» The task:
Below are some records. Copy every line in them that holds "TESORERÍA".

» Records for this exercise:
Begin
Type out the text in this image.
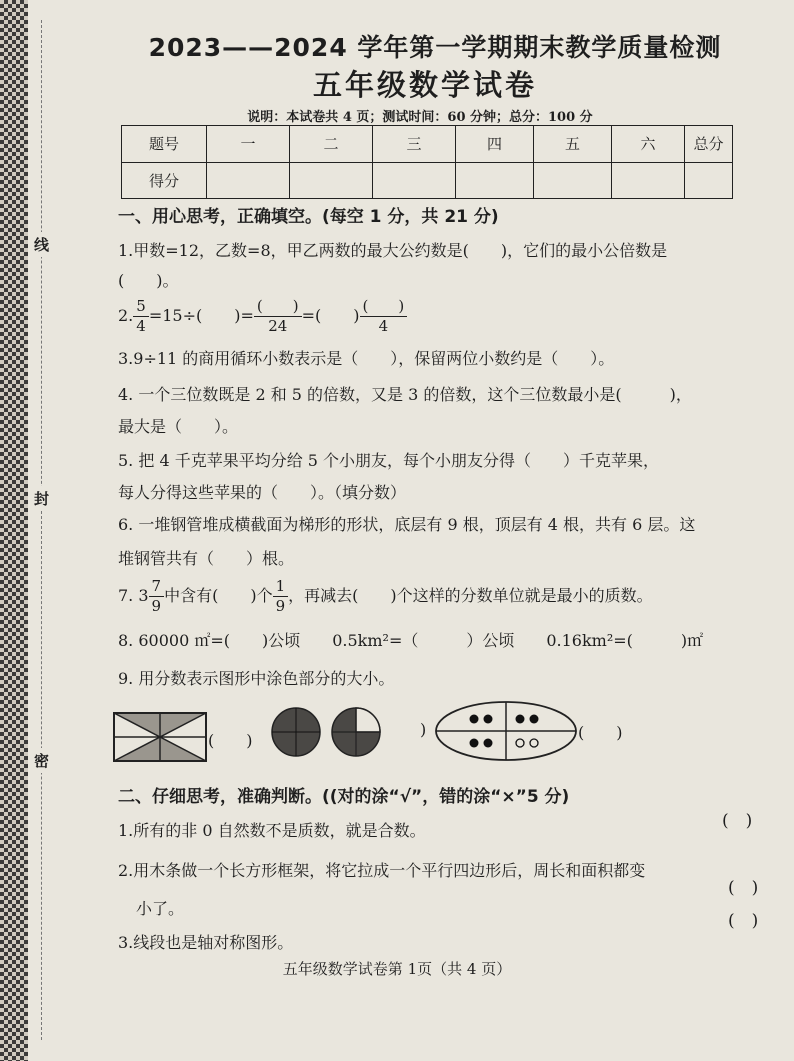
线
封
密
2023——2024 学年第一学期期末教学质量检测
五年级数学试卷
说明：本试卷共 4 页；测试时间：60 分钟；总分：100 分
题号	一	二	三	四	五	六	总分
得分							
一、用心思考，正确填空。(每空 1 分，共 21 分)
1.甲数=12，乙数=8，甲乙两数的最大公约数是(　　)，它们的最小公倍数是
(　　)。
2. $\frac{5}{4} =15\div$(　　)= $\frac{( )}{24}$ =(　　) $\frac{( )}{4}$
3.9÷11 的商用循环小数表示是（　　），保留两位小数约是（　　）。
4. 一个三位数既是 2 和 5 的倍数，又是 3 的倍数，这个三位数最小是(　　　)，
最大是（　　）。
5. 把 4 千克苹果平均分给 5 个小朋友，每个小朋友分得（　　）千克苹果，
每人分得这些苹果的（　　）。（填分数）
6. 一堆钢管堆成横截面为梯形的形状，底层有 9 根，顶层有 4 根，共有 6 层。这
堆钢管共有（　　）根。
7. $3 \frac{7}{9}$ 中含有(　　)个 $\frac{1}{9}$ ，再减去(　　)个这样的分数单位就是最小的质数。
8. 60000 ㎡=(　　)公顷　　0.5km²=（　　　）公顷　　0.16km²=(　　　)㎡
9. 用分数表示图形中涂色部分的大小。
(　　)
)	(　　)
二、仔细思考，准确判断。((对的涂“√”，错的涂“×”5 分)
1.所有的非 0 自然数不是质数，就是合数。	(　)
2.用木条做一个长方形框架，将它拉成一个平行四边形后，周长和面积都变
小了。
(　)
3.线段也是轴对称图形。
(　)
五年级数学试卷第 1页（共 4 页）
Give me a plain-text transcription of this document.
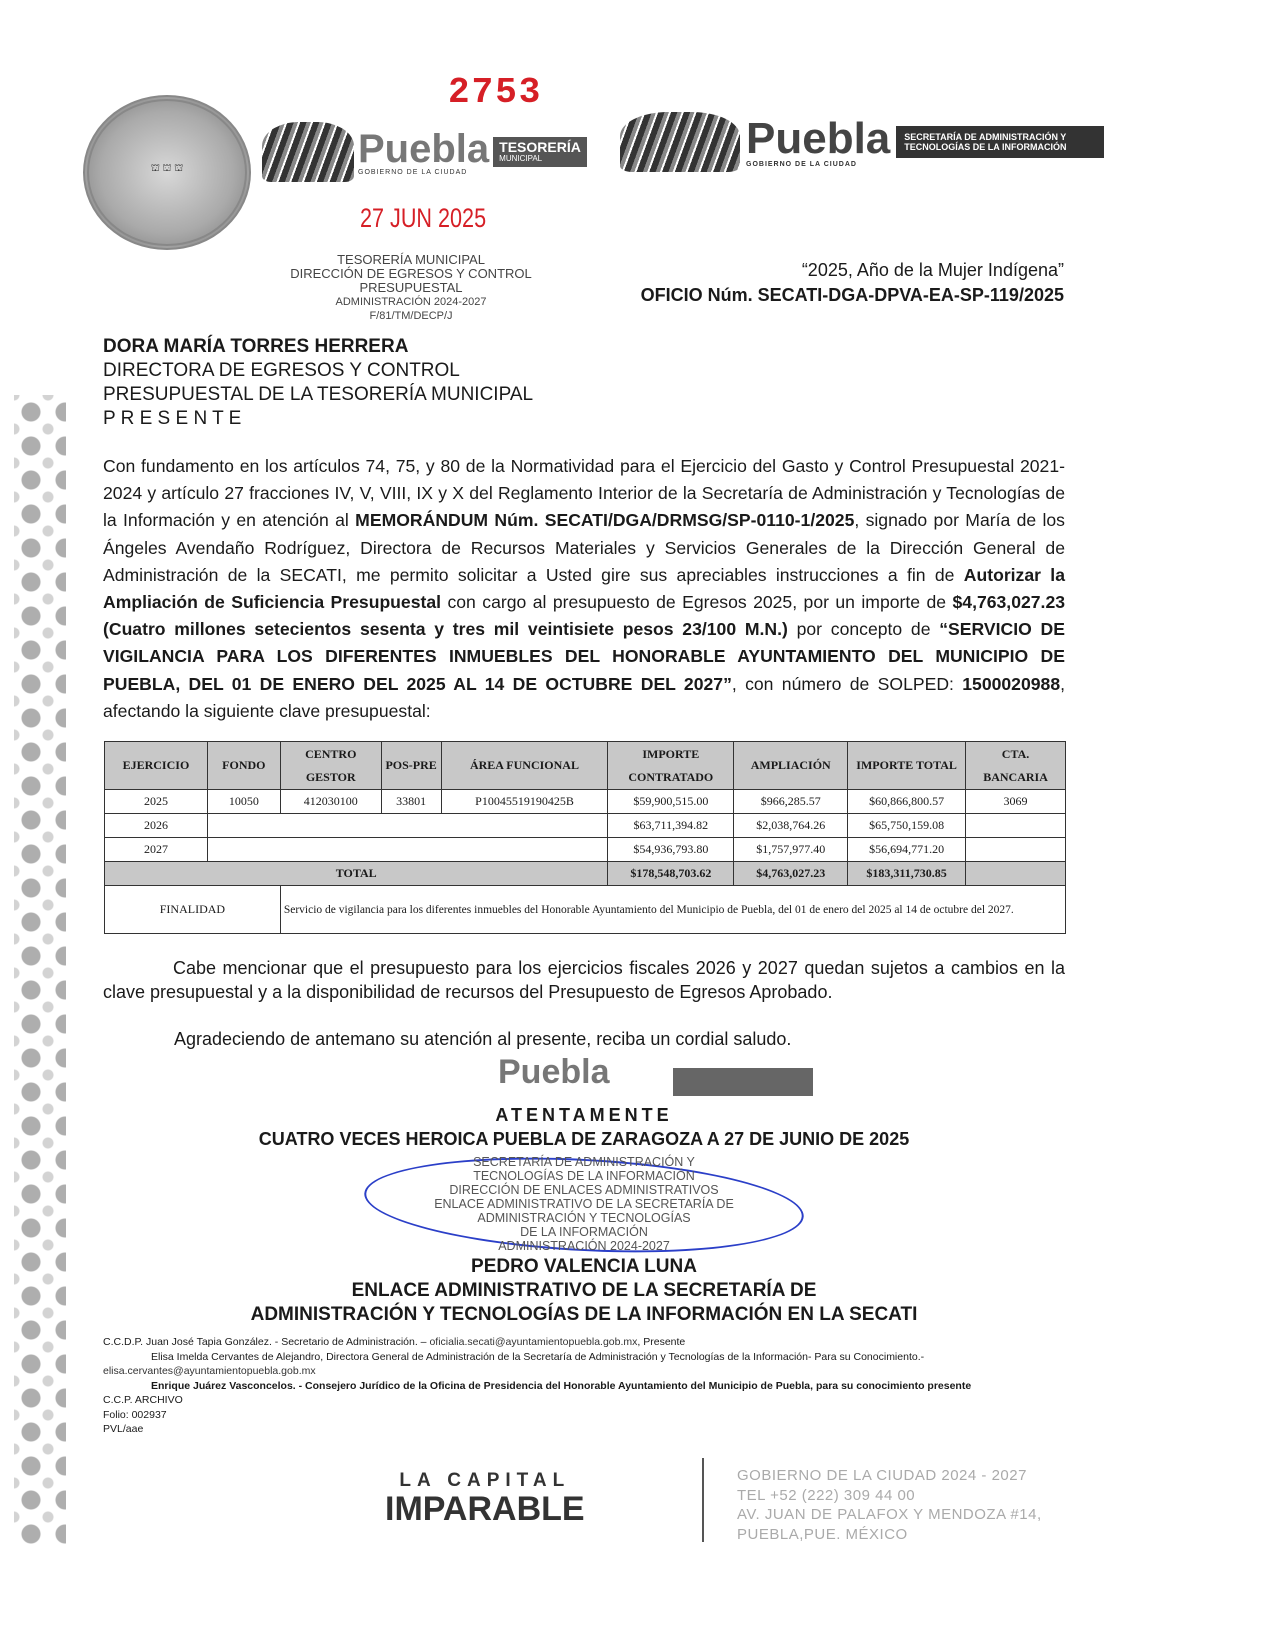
⛫ ⛫ ⛫
2753
Puebla
GOBIERNO DE LA CIUDAD
TESORERÍA
MUNICIPAL
27 JUN 2025
Puebla
GOBIERNO DE LA CIUDAD
SECRETARÍA DE ADMINISTRACIÓN Y TECNOLOGÍAS DE LA INFORMACIÓN
TESORERÍA MUNICIPAL
DIRECCIÓN DE EGRESOS Y CONTROL
PRESUPUESTAL
ADMINISTRACIÓN 2024-2027
F/81/TM/DECP/J
“2025, Año de la Mujer Indígena”
OFICIO Núm. SECATI-DGA-DPVA-EA-SP-119/2025
DORA MARÍA TORRES HERRERA
DIRECTORA DE EGRESOS Y CONTROL
PRESUPUESTAL DE LA TESORERÍA MUNICIPAL
P R E S E N T E
Con fundamento en los artículos 74, 75, y 80 de la Normatividad para el Ejercicio del Gasto y Control Presupuestal 2021-2024 y artículo 27 fracciones IV, V, VIII, IX y X del Reglamento Interior de la Secretaría de Administración y Tecnologías de la Información y en atención al MEMORÁNDUM Núm. SECATI/DGA/DRMSG/SP-0110-1/2025, signado por María de los Ángeles Avendaño Rodríguez, Directora de Recursos Materiales y Servicios Generales de la Dirección General de Administración de la SECATI, me permito solicitar a Usted gire sus apreciables instrucciones a fin de Autorizar la Ampliación de Suficiencia Presupuestal con cargo al presupuesto de Egresos 2025, por un importe de $4,763,027.23 (Cuatro millones setecientos sesenta y tres mil veintisiete pesos 23/100 M.N.) por concepto de “SERVICIO DE VIGILANCIA PARA LOS DIFERENTES INMUEBLES DEL HONORABLE AYUNTAMIENTO DEL MUNICIPIO DE PUEBLA, DEL 01 DE ENERO DEL 2025 AL 14 DE OCTUBRE DEL 2027”, con número de SOLPED: 1500020988, afectando la siguiente clave presupuestal:
EJERCICIO	FONDO	CENTRO GESTOR	POS-PRE	ÁREA FUNCIONAL	IMPORTE CONTRATADO	AMPLIACIÓN	IMPORTE TOTAL	CTA. BANCARIA
2025	10050	412030100	33801	P10045519190425B	$59,900,515.00	$966,285.57	$60,866,800.57	3069
2026					$63,711,394.82	$2,038,764.26	$65,750,159.08	
2027					$54,936,793.80	$1,757,977.40	$56,694,771.20	
TOTAL					$178,548,703.62	$4,763,027.23	$183,311,730.85	
FINALIDAD		Servicio de vigilancia para los diferentes inmuebles del Honorable Ayuntamiento del Municipio de Puebla, del 01 de enero del 2025 al 14 de octubre del 2027.						
Cabe mencionar que el presupuesto para los ejercicios fiscales 2026 y 2027 quedan sujetos a cambios en la clave presupuestal y a la disponibilidad de recursos del Presupuesto de Egresos Aprobado.
Agradeciendo de antemano su atención al presente, reciba un cordial saludo.
Puebla
ATENTAMENTE
CUATRO VECES HEROICA PUEBLA DE ZARAGOZA A 27 DE JUNIO DE 2025
SECRETARÍA DE ADMINISTRACIÓN Y
TECNOLOGÍAS DE LA INFORMACIÓN
DIRECCIÓN DE ENLACES ADMINISTRATIVOS
ENLACE ADMINISTRATIVO DE LA SECRETARÍA DE
ADMINISTRACIÓN Y TECNOLOGÍAS
DE LA INFORMACIÓN
ADMINISTRACIÓN 2024-2027
PEDRO VALENCIA LUNA
ENLACE ADMINISTRATIVO DE LA SECRETARÍA DE
ADMINISTRACIÓN Y TECNOLOGÍAS DE LA INFORMACIÓN EN LA SECATI
C.C.D.P. Juan José Tapia González. - Secretario de Administración. – oficialia.secati@ayuntamientopuebla.gob.mx, Presente
Elisa Imelda Cervantes de Alejandro, Directora General de Administración de la Secretaría de Administración y Tecnologías de la Información- Para su Conocimiento.-
elisa.cervantes@ayuntamientopuebla.gob.mx
Enrique Juárez Vasconcelos. - Consejero Jurídico de la Oficina de Presidencia del Honorable Ayuntamiento del Municipio de Puebla, para su conocimiento presente
C.C.P. ARCHIVO
Folio: 002937
PVL/aae
LA CAPITAL
IMPARABLE
GOBIERNO DE LA CIUDAD 2024 - 2027
TEL +52 (222) 309 44 00
AV. JUAN DE PALAFOX Y MENDOZA #14,
PUEBLA,PUE. MÉXICO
End
» Written response:
TESORERÍA
TESORERÍA MUNICIPAL
PRESUPUESTAL DE LA TESORERÍA MUNICIPAL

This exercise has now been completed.